REQUIRED TASK
Count the lines that include the string "Como", and give only that number.

EXTRACTED RECORDS

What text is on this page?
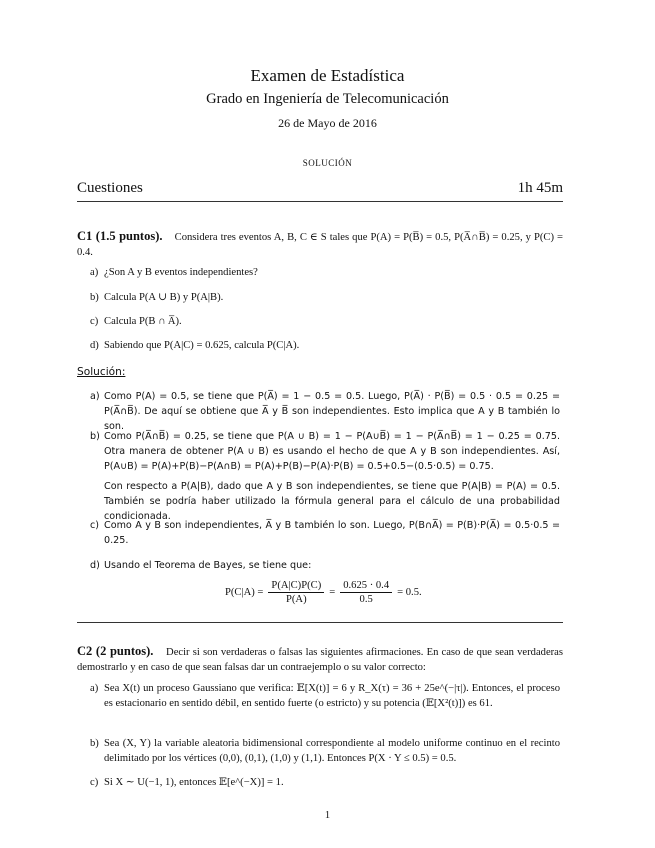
Examen de Estadística
Grado en Ingeniería de Telecomunicación
26 de Mayo de 2016
solución
Cuestiones	1h 45m
C1 (1.5 puntos). Considera tres eventos A, B, C ∈ S tales que P(A) = P(B̅) = 0.5, P(A̅∩B̅) = 0.25, y P(C) = 0.4.
a) ¿Son A y B eventos independientes?
b) Calcula P(A ∪ B) y P(A|B).
c) Calcula P(B ∩ A̅).
d) Sabiendo que P(A|C) = 0.625, calcula P(C|A).
Solución:
a) Como P(A) = 0.5, se tiene que P(A̅) = 1 − 0.5 = 0.5. Luego, P(A̅) · P(B̅) = 0.5 · 0.5 = 0.25 = P(A̅∩B̅). De aquí se obtiene que A̅ y B̅ son independientes. Esto implica que A y B también lo son.
b) Como P(A̅∩B̅) = 0.25, se tiene que P(A ∪ B) = 1 − P(A∪B̅) = 1 − P(A̅∩B̅) = 1 − 0.25 = 0.75. Otra manera de obtener P(A ∪ B) es usando el hecho de que A y B son independientes. Así, P(A∪B) = P(A)+P(B)−P(A∩B) = P(A)+P(B)−P(A)·P(B) = 0.5+0.5−(0.5·0.5) = 0.75.
Con respecto a P(A|B), dado que A y B son independientes, se tiene que P(A|B) = P(A) = 0.5. También se podría haber utilizado la fórmula general para el cálculo de una probabilidad condicionada.
c) Como A y B son independientes, A̅ y B también lo son. Luego, P(B∩A̅) = P(B)·P(A̅) = 0.5·0.5 = 0.25.
d) Usando el Teorema de Bayes, se tiene que:
$P(C|A) = \frac{P(A|C)P(C)}{P(A)} = \frac{0.625 \cdot 0.4}{0.5} = 0.5$.
C2 (2 puntos). Decir si son verdaderas o falsas las siguientes afirmaciones. En caso de que sean verdaderas demostrarlo y en caso de que sean falsas dar un contraejemplo o su valor correcto:
a) Sea X(t) un proceso Gaussiano que verifica: 𝔼[X(t)] = 6 y R_X(τ) = 36 + 25e^(−|τ|). Entonces, el proceso es estacionario en sentido débil, en sentido fuerte (o estricto) y su potencia (𝔼[X²(t)]) es 61.
b) Sea (X, Y) la variable aleatoria bidimensional correspondiente al modelo uniforme continuo en el recinto delimitado por los vértices (0,0), (0,1), (1,0) y (1,1). Entonces P(X · Y ≤ 0.5) = 0.5.
c) Si X ∼ U(−1, 1), entonces 𝔼[e^(−X)] = 1.
1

FULL RESPONSE
3